- **What to produce**:
Copy out the data again without changes, from the line with "- brand-id-label: BrandID: [307, 212, 376, 232]" to the line with "- cell-brandname[interactable]: Panasonic: [536, 581, 662, 612]", including both of those lines.

>> START Given entries

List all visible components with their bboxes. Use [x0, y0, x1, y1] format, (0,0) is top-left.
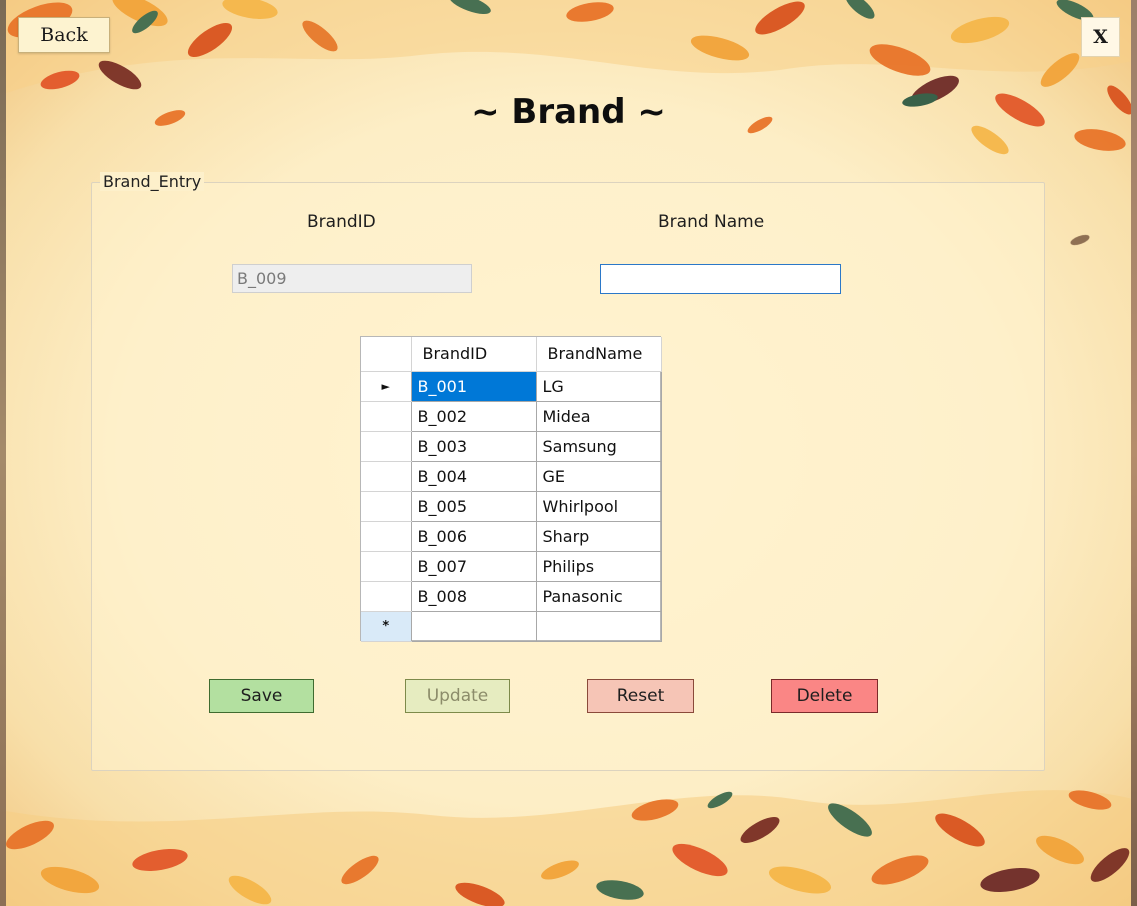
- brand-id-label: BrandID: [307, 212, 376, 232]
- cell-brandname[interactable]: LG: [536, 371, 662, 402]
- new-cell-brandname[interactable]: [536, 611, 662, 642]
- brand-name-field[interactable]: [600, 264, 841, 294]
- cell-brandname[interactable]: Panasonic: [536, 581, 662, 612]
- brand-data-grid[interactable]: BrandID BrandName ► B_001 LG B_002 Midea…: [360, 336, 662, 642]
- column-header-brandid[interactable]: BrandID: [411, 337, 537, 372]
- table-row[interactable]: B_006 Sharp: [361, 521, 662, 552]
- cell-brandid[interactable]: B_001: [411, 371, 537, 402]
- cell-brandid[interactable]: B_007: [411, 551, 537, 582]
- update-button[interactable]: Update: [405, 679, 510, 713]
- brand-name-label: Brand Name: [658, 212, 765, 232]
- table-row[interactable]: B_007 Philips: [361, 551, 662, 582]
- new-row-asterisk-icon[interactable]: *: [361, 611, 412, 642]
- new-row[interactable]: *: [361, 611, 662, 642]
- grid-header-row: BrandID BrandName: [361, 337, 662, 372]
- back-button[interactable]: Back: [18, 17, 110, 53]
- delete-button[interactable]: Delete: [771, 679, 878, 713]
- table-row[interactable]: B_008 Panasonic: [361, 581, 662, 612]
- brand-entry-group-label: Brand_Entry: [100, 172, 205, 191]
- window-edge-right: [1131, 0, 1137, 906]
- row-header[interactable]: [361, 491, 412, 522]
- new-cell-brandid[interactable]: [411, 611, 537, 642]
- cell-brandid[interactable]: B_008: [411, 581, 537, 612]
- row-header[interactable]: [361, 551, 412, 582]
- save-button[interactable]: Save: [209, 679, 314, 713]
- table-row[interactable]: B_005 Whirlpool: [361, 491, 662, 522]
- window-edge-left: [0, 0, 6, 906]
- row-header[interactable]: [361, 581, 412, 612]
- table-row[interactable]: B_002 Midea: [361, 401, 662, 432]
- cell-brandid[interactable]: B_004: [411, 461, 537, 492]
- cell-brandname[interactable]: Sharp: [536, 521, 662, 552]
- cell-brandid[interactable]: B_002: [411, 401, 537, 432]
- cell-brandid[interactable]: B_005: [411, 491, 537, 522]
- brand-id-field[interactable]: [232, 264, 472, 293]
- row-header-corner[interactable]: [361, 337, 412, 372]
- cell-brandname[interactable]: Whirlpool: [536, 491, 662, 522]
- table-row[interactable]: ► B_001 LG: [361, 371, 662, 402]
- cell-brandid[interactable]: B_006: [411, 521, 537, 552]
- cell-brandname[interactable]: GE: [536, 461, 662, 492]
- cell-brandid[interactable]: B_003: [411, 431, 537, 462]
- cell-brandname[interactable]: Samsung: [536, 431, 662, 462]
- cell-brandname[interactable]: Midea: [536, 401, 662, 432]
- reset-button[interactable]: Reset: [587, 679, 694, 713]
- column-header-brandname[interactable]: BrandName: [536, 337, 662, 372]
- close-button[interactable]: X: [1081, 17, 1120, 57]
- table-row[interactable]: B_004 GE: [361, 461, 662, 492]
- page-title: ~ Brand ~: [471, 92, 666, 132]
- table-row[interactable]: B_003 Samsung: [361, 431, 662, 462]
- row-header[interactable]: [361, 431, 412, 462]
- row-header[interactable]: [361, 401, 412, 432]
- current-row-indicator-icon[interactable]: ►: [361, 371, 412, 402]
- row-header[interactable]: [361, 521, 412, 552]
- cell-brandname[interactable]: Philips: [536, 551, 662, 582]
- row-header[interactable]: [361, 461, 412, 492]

>> END Given entries
>> START Given entries

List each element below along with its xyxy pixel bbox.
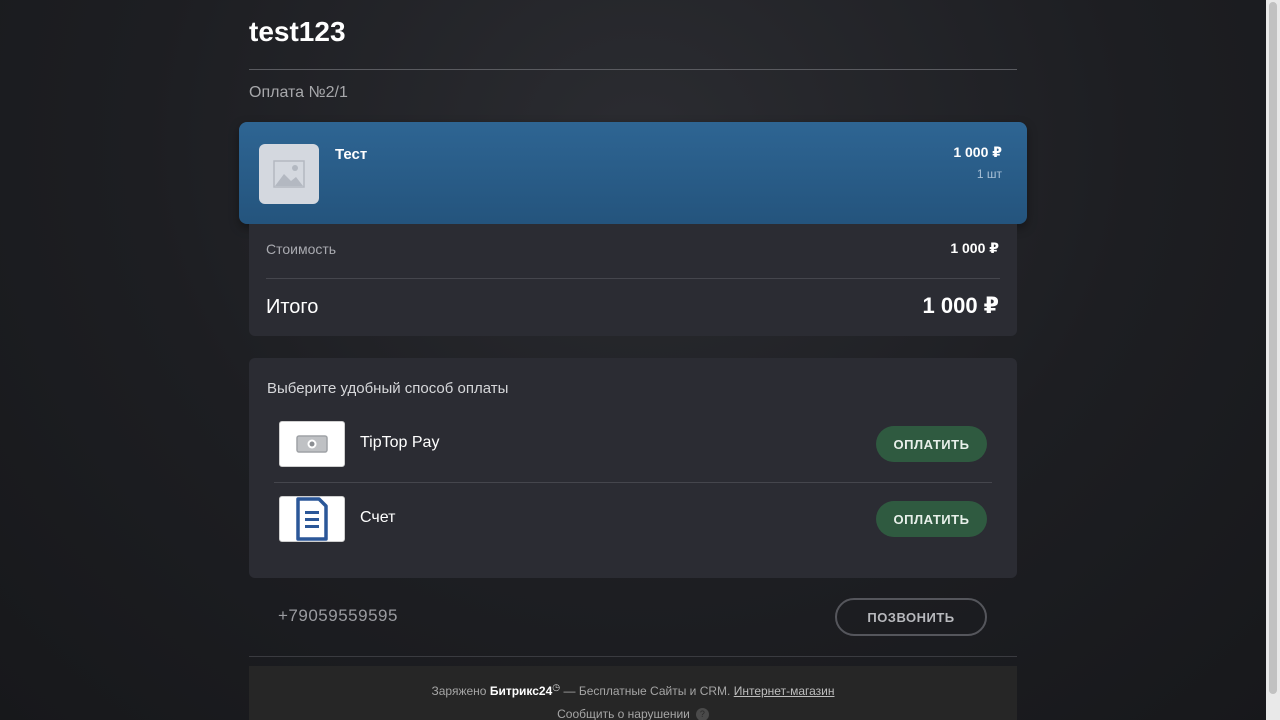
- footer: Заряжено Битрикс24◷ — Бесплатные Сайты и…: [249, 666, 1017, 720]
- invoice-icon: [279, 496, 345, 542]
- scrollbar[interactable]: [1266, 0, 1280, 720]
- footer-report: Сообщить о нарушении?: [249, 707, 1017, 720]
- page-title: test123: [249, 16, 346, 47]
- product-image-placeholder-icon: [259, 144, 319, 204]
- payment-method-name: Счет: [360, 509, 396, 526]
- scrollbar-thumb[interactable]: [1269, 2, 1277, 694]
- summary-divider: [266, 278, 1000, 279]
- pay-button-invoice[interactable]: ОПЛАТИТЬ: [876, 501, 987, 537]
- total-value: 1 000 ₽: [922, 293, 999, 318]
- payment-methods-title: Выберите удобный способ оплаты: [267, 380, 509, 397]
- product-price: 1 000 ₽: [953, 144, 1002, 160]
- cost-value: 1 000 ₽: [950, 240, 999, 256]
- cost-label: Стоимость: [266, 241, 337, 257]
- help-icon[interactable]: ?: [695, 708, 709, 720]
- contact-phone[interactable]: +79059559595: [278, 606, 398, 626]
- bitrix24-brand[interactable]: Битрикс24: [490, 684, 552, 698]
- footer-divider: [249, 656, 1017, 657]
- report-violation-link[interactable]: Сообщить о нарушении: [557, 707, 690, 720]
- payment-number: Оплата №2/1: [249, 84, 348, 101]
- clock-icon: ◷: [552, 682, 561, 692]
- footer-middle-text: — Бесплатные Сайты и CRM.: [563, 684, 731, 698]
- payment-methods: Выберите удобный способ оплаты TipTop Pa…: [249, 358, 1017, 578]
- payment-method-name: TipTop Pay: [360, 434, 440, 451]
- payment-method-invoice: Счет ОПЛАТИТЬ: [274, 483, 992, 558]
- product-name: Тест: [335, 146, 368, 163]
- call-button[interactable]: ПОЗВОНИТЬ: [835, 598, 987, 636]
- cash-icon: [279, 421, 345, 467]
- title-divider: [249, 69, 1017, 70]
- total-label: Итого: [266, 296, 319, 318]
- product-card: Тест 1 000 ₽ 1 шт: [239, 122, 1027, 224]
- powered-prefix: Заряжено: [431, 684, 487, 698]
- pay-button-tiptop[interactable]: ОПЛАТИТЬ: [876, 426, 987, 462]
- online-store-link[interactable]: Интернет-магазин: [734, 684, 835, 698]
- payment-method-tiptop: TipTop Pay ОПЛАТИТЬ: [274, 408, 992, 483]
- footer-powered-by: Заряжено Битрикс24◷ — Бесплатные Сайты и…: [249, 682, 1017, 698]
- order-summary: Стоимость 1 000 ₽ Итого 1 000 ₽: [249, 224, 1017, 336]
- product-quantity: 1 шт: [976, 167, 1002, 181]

>> END Given entries

- **Solution to the problem**:
- brand-id-label: BrandID: [307, 212, 376, 232]
- cell-brandname[interactable]: LG: [536, 371, 662, 402]
- new-cell-brandname[interactable]: [536, 611, 662, 642]
- brand-name-field[interactable]: [600, 264, 841, 294]
- cell-brandname[interactable]: Panasonic: [536, 581, 662, 612]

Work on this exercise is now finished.